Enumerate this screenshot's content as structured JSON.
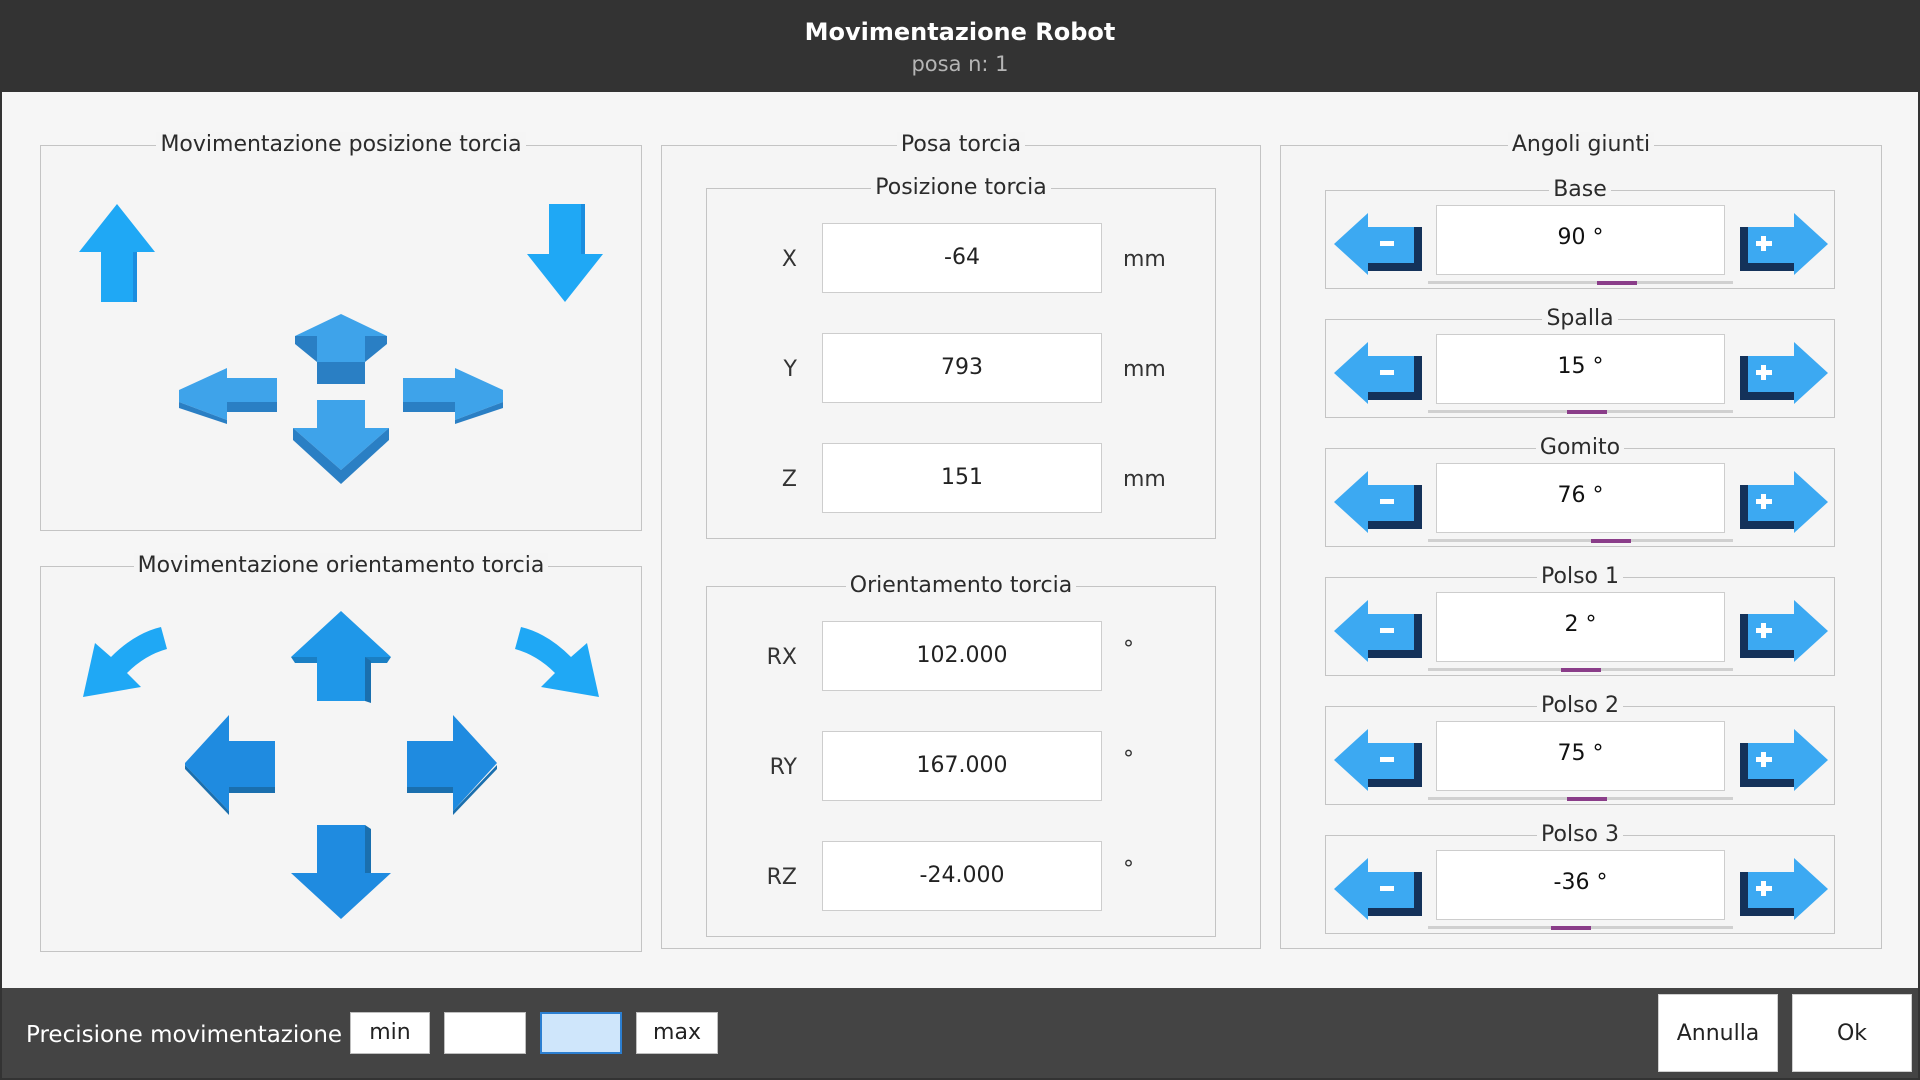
{
  "header": {
    "title": "Movimentazione Robot",
    "subtitle": "posa n: 1"
  },
  "position_panel": {
    "title": "Movimentazione posizione torcia"
  },
  "orientation_panel": {
    "title": "Movimentazione orientamento torcia"
  },
  "pose_panel": {
    "title": "Posa torcia",
    "position_group": {
      "title": "Posizione torcia",
      "rows": [
        {
          "label": "X",
          "value": "-64",
          "unit": "mm"
        },
        {
          "label": "Y",
          "value": "793",
          "unit": "mm"
        },
        {
          "label": "Z",
          "value": "151",
          "unit": "mm"
        }
      ]
    },
    "orientation_group": {
      "title": "Orientamento torcia",
      "rows": [
        {
          "label": "RX",
          "value": "102.000",
          "unit": "°"
        },
        {
          "label": "RY",
          "value": "167.000",
          "unit": "°"
        },
        {
          "label": "RZ",
          "value": "-24.000",
          "unit": "°"
        }
      ]
    }
  },
  "joints_panel": {
    "title": "Angoli giunti",
    "joints": [
      {
        "name": "Base",
        "value": "90  °",
        "slider_percent": 62
      },
      {
        "name": "Spalla",
        "value": "15  °",
        "slider_percent": 52
      },
      {
        "name": "Gomito",
        "value": "76  °",
        "slider_percent": 60
      },
      {
        "name": "Polso 1",
        "value": "2  °",
        "slider_percent": 50
      },
      {
        "name": "Polso 2",
        "value": "75  °",
        "slider_percent": 52
      },
      {
        "name": "Polso 3",
        "value": "-36  °",
        "slider_percent": 47
      }
    ]
  },
  "footer": {
    "precision_label": "Precisione movimentazione",
    "precision_options": [
      "min",
      "",
      "",
      "max"
    ],
    "selected_index": 2,
    "cancel_label": "Annulla",
    "ok_label": "Ok"
  },
  "colors": {
    "arrow_light": "#1fa8f5",
    "arrow_mid": "#2aa3f0",
    "arrow_dark": "#1a8ddf",
    "slider": "#8a3d89",
    "header_bg": "#333333",
    "footer_bg": "#444444",
    "selected_btn": "#cfe6fb"
  }
}
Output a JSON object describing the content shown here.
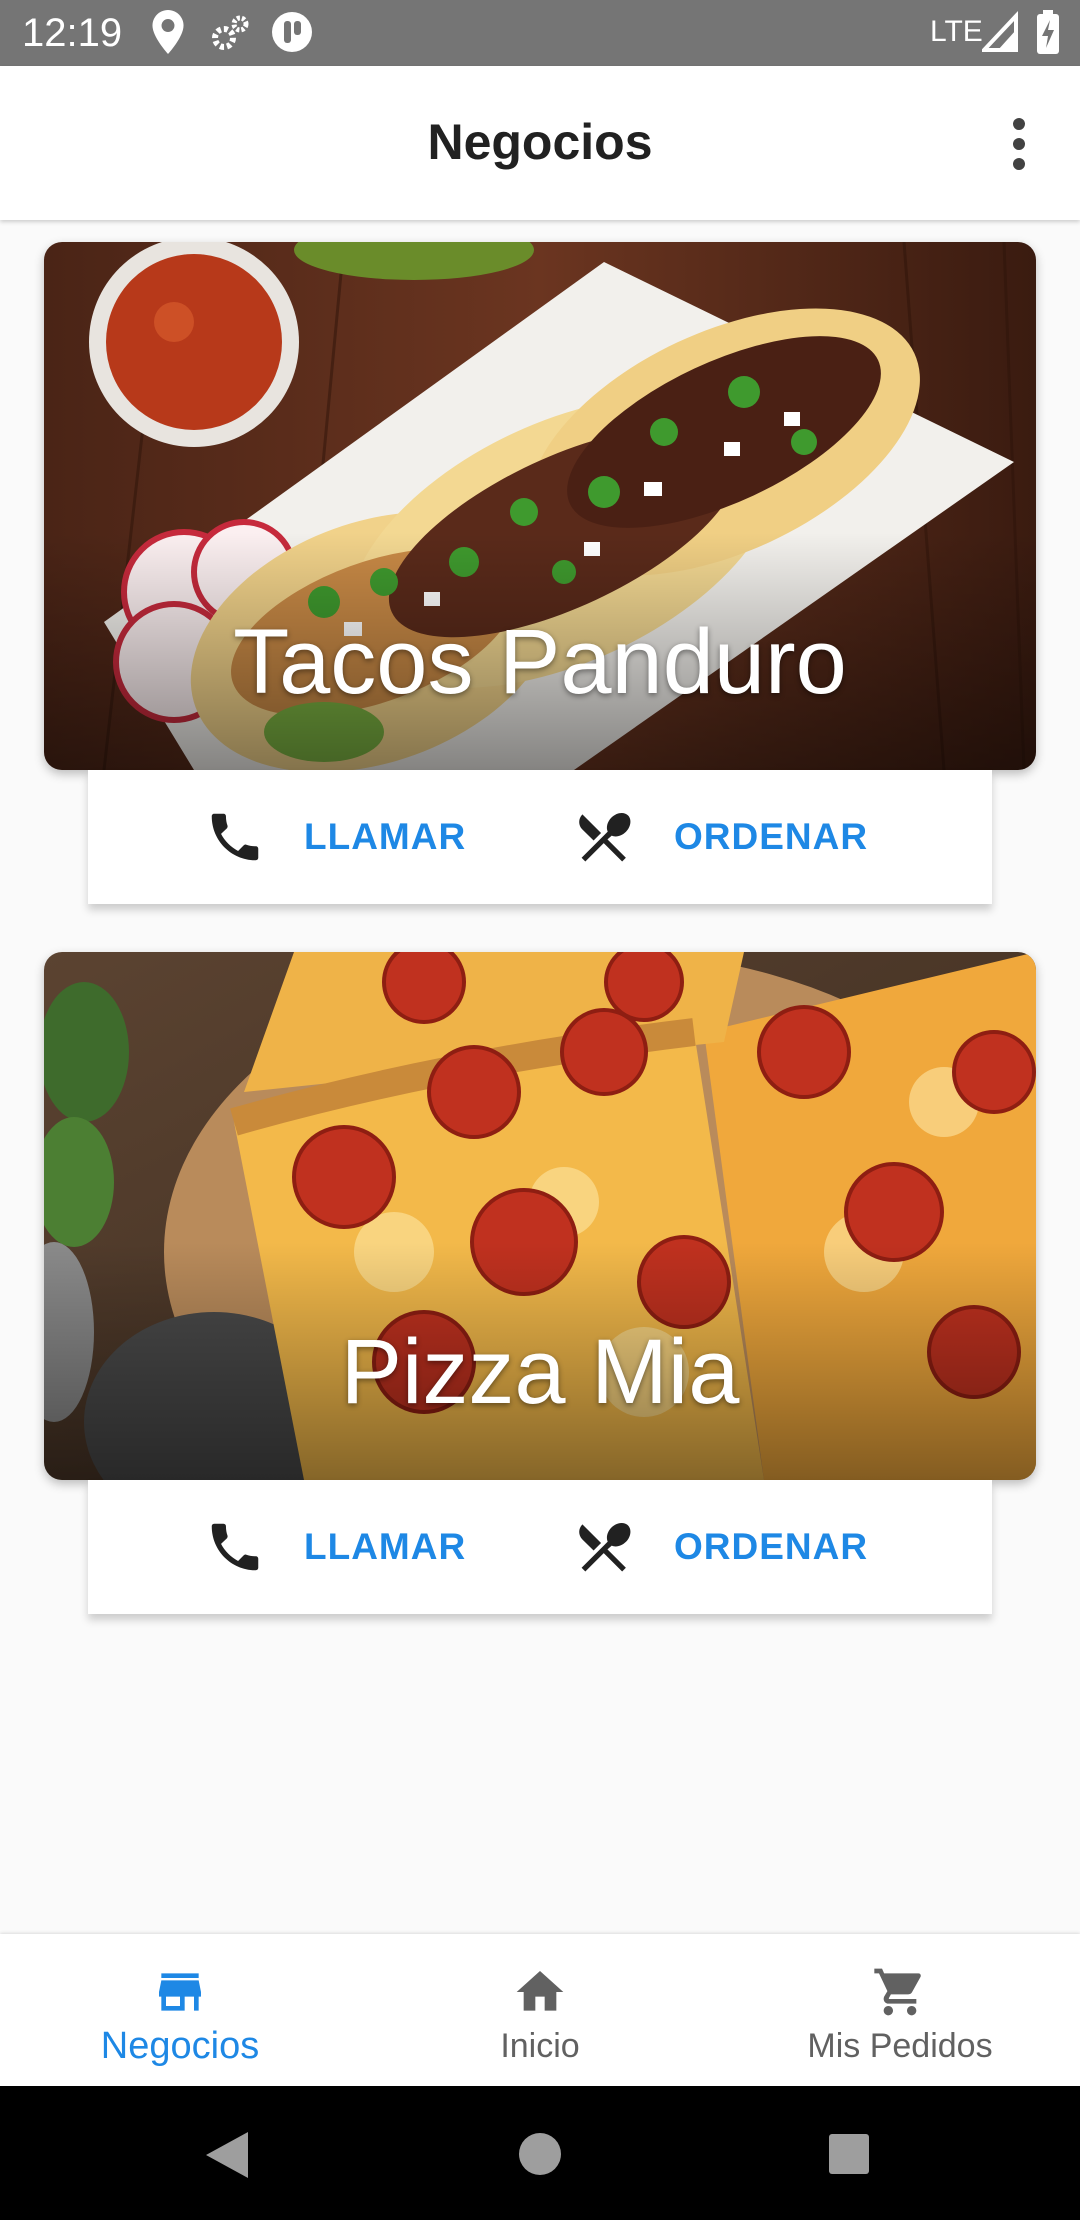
{
  "status_bar": {
    "time": "12:19",
    "network": "LTE"
  },
  "app_bar": {
    "title": "Negocios",
    "menu_icon": "more-vert-icon"
  },
  "businesses": [
    {
      "name": "Tacos Panduro",
      "call_label": "LLAMAR",
      "order_label": "ORDENAR"
    },
    {
      "name": "Pizza Mia",
      "call_label": "LLAMAR",
      "order_label": "ORDENAR"
    }
  ],
  "bottom_nav": {
    "items": [
      {
        "label": "Negocios",
        "icon": "store-icon",
        "active": true
      },
      {
        "label": "Inicio",
        "icon": "home-icon",
        "active": false
      },
      {
        "label": "Mis Pedidos",
        "icon": "cart-icon",
        "active": false
      }
    ]
  },
  "colors": {
    "accent": "#1e88e5",
    "inactive": "#616161",
    "status_bar": "#757575"
  }
}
+===+
● The problem
Take the line containing "Output a JSON" and all lines after it to the end of the data above, and reproduce them exactly, leaving out pictures. Nothing else belongs in the copy.

● Response to this task
Output a JSON object describing the content shown here.
{
  "status_bar": {
    "time": "12:19",
    "network": "LTE"
  },
  "app_bar": {
    "title": "Negocios",
    "menu_icon": "more-vert-icon"
  },
  "businesses": [
    {
      "name": "Tacos Panduro",
      "call_label": "LLAMAR",
      "order_label": "ORDENAR"
    },
    {
      "name": "Pizza Mia",
      "call_label": "LLAMAR",
      "order_label": "ORDENAR"
    }
  ],
  "bottom_nav": {
    "items": [
      {
        "label": "Negocios",
        "icon": "store-icon",
        "active": true
      },
      {
        "label": "Inicio",
        "icon": "home-icon",
        "active": false
      },
      {
        "label": "Mis Pedidos",
        "icon": "cart-icon",
        "active": false
      }
    ]
  },
  "colors": {
    "accent": "#1e88e5",
    "inactive": "#616161",
    "status_bar": "#757575"
  }
}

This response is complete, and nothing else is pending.